**Task brief:**
Compile every line that includes the word "text".

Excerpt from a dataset
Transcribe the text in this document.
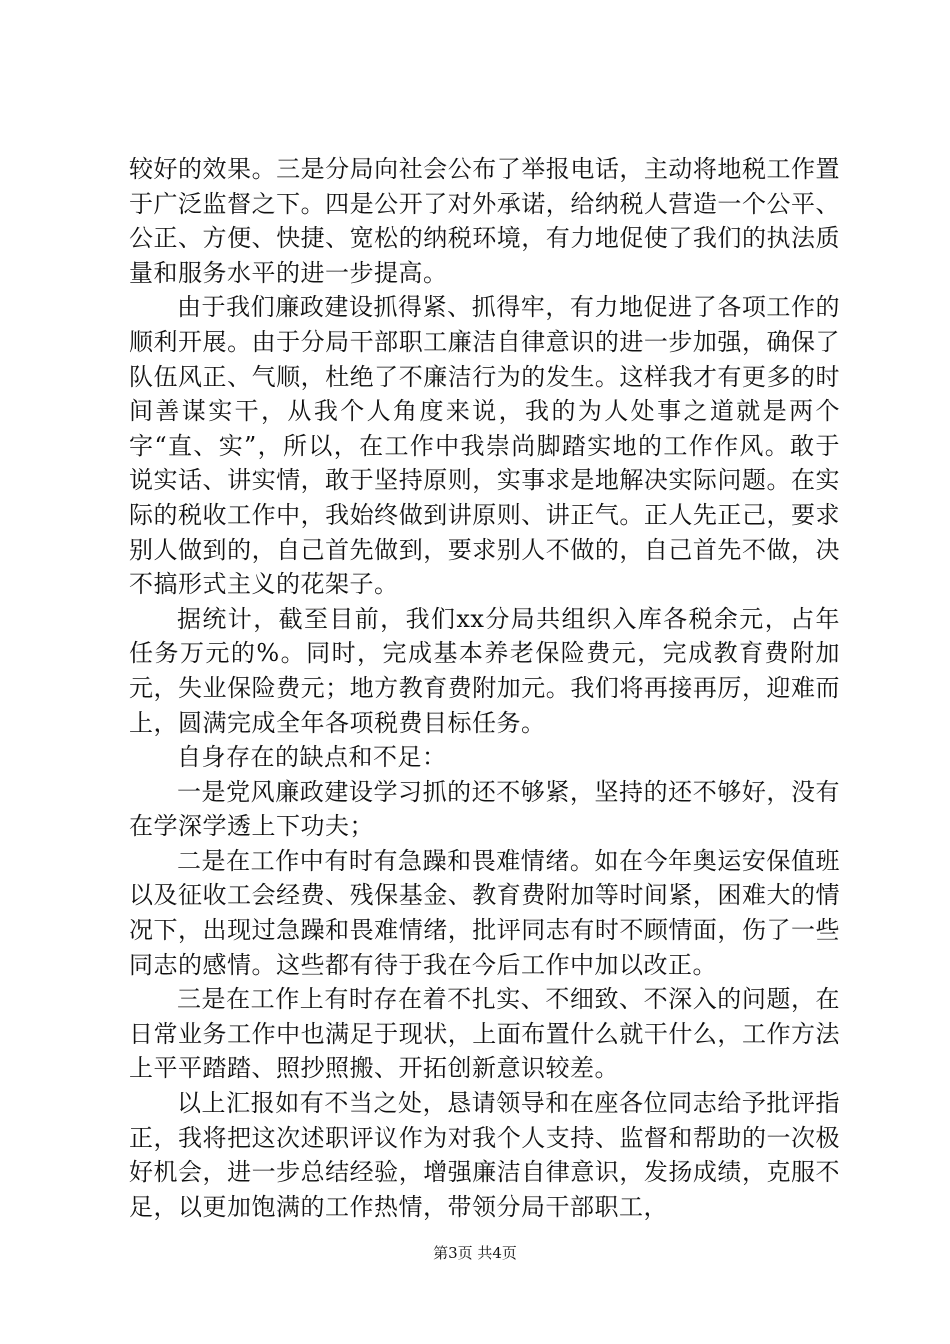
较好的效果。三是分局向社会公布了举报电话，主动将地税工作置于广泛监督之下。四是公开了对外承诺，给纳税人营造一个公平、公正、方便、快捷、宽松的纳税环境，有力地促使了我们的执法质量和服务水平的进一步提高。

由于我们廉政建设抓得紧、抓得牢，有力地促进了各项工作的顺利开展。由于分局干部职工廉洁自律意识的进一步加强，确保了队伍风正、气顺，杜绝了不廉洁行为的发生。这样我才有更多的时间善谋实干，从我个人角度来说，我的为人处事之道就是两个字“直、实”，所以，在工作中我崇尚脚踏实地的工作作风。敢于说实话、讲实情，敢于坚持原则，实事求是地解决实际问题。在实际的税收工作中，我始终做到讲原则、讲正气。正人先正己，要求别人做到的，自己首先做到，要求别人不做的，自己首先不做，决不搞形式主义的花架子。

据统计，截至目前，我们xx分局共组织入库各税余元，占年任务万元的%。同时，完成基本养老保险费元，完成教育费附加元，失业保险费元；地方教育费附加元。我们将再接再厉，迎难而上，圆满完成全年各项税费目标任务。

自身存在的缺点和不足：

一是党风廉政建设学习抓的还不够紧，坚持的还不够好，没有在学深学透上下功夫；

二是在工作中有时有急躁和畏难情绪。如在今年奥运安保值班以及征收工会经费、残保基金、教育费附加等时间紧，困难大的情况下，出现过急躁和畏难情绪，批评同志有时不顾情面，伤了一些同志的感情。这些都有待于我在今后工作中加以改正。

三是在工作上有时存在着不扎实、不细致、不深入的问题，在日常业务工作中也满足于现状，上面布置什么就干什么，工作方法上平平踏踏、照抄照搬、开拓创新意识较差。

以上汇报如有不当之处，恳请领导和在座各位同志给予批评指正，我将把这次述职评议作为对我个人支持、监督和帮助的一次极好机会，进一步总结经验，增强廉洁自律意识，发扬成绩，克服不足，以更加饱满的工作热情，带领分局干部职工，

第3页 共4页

--

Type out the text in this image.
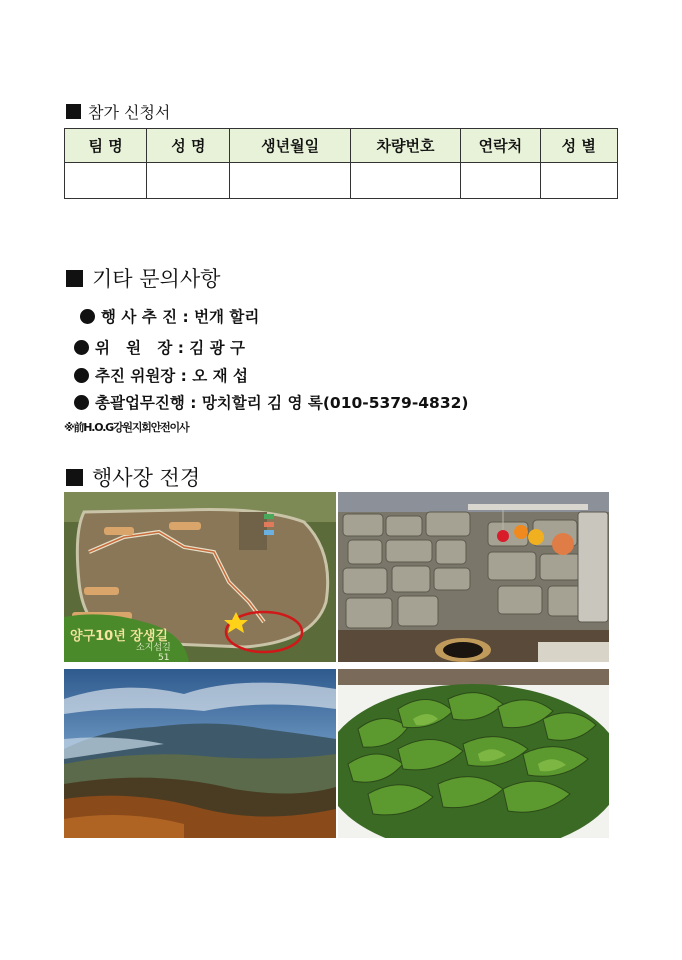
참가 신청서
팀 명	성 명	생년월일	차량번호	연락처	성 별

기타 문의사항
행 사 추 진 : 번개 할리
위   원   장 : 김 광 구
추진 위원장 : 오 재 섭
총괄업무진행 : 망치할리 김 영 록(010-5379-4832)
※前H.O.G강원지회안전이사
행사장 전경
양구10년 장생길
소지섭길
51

**Task output:**
Transcribe the text in this document.
Type out the text in this image.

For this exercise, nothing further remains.